▶ _Collection entries_:
================================

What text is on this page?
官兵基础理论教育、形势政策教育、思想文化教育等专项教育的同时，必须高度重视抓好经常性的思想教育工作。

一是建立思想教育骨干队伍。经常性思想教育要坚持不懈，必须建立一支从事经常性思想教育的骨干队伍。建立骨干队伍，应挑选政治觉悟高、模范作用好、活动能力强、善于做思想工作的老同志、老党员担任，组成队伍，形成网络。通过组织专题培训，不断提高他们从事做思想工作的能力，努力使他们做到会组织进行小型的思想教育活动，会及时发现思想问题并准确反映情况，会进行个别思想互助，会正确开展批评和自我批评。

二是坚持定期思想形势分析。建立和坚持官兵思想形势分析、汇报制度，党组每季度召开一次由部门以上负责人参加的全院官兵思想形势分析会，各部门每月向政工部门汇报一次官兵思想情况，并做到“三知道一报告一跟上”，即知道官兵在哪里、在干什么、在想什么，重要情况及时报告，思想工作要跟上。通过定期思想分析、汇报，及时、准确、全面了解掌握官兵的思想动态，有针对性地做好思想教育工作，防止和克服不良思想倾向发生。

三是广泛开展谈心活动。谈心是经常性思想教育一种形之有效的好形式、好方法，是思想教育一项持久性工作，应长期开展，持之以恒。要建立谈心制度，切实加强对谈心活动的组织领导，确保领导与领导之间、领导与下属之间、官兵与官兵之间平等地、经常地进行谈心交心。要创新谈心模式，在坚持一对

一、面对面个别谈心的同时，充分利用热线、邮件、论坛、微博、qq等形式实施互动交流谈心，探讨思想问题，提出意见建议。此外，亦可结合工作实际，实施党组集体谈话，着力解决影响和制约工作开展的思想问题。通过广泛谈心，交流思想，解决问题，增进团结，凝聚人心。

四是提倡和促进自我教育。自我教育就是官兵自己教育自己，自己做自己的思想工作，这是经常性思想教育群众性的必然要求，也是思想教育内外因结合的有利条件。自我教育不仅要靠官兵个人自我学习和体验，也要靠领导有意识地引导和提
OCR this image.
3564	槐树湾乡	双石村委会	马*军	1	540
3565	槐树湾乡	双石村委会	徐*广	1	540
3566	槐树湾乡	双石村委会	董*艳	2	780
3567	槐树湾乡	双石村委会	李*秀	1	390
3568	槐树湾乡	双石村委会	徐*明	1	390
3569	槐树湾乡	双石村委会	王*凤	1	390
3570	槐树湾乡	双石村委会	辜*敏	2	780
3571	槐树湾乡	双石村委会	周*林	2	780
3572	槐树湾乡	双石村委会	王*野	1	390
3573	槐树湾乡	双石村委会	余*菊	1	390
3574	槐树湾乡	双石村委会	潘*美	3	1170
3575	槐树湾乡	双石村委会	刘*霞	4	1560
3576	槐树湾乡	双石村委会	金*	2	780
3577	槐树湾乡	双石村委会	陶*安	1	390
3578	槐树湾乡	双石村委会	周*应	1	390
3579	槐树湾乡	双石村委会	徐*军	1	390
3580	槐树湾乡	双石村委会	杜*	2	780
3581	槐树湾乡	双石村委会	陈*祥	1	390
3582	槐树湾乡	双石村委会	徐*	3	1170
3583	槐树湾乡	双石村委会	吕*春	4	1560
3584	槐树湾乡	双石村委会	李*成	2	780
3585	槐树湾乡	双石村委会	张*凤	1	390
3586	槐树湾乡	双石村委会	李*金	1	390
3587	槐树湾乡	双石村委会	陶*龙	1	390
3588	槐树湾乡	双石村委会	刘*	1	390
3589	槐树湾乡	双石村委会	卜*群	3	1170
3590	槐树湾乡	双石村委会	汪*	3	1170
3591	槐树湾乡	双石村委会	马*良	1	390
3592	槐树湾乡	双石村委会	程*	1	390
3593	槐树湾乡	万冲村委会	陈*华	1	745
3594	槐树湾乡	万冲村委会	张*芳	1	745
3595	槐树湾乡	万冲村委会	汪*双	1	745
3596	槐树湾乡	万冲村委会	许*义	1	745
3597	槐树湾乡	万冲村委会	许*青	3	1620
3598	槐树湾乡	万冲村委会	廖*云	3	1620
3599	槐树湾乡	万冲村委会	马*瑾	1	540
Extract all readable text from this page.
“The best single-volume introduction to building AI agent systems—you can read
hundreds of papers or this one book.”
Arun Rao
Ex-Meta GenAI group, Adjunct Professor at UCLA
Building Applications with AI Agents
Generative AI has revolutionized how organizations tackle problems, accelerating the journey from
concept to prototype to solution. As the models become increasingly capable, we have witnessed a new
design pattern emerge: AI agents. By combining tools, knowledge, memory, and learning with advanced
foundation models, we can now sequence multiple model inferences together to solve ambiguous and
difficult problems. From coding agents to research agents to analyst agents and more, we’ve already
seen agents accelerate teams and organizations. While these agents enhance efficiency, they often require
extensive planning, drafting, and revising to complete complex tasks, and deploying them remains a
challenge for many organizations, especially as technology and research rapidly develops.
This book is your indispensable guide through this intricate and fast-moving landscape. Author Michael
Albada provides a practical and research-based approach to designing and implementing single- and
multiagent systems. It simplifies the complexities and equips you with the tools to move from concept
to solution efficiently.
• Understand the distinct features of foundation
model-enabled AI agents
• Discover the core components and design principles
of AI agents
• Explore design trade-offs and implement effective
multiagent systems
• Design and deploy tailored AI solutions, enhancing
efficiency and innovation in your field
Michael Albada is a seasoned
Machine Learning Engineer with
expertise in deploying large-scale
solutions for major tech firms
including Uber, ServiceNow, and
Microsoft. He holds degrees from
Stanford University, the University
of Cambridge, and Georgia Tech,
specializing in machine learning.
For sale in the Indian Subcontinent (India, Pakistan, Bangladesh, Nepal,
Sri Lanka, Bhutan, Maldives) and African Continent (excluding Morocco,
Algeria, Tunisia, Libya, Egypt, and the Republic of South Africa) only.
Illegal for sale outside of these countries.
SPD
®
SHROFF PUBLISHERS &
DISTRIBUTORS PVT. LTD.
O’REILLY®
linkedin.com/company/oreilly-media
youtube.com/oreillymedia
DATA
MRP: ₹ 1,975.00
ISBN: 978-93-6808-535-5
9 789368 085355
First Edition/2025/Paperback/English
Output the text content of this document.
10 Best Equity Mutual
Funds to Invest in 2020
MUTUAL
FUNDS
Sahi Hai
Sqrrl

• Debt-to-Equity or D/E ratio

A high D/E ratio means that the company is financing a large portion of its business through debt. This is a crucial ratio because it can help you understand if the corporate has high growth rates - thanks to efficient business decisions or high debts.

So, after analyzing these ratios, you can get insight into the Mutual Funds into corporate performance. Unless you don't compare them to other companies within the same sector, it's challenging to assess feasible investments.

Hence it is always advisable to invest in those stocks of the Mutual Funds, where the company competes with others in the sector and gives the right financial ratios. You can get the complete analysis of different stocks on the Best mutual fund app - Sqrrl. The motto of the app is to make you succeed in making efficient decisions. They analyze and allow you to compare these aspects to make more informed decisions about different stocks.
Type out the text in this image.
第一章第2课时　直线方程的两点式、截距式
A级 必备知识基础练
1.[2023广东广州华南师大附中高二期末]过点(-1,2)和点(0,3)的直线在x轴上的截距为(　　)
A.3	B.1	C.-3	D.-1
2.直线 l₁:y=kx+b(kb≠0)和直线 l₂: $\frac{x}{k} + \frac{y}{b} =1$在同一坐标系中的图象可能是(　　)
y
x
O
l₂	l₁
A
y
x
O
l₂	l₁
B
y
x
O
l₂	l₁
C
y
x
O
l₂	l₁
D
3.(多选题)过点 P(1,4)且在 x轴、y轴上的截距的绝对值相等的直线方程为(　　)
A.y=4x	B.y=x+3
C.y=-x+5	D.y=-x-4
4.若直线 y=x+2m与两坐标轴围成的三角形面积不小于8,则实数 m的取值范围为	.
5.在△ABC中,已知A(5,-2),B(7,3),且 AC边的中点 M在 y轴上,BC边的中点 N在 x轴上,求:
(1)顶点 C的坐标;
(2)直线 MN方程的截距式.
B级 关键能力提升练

================================

▶ _Exercise task_: Retype nothing except the lines from the line holding "Type out the text in this image." through the last line of the entries, both included.

▶ _The output_:
Type out the text in this image.
第一章第2课时　直线方程的两点式、截距式
A级 必备知识基础练
1.[2023广东广州华南师大附中高二期末]过点(-1,2)和点(0,3)的直线在x轴上的截距为(　　)
A.3	B.1	C.-3	D.-1
2.直线 l₁:y=kx+b(kb≠0)和直线 l₂: $\frac{x}{k} + \frac{y}{b} =1$在同一坐标系中的图象可能是(　　)
y
x
O
l₂	l₁
A
y
x
O
l₂	l₁
B
y
x
O
l₂	l₁
C
y
x
O
l₂	l₁
D
3.(多选题)过点 P(1,4)且在 x轴、y轴上的截距的绝对值相等的直线方程为(　　)
A.y=4x	B.y=x+3
C.y=-x+5	D.y=-x-4
4.若直线 y=x+2m与两坐标轴围成的三角形面积不小于8,则实数 m的取值范围为	.
5.在△ABC中,已知A(5,-2),B(7,3),且 AC边的中点 M在 y轴上,BC边的中点 N在 x轴上,求:
(1)顶点 C的坐标;
(2)直线 MN方程的截距式.
B级 关键能力提升练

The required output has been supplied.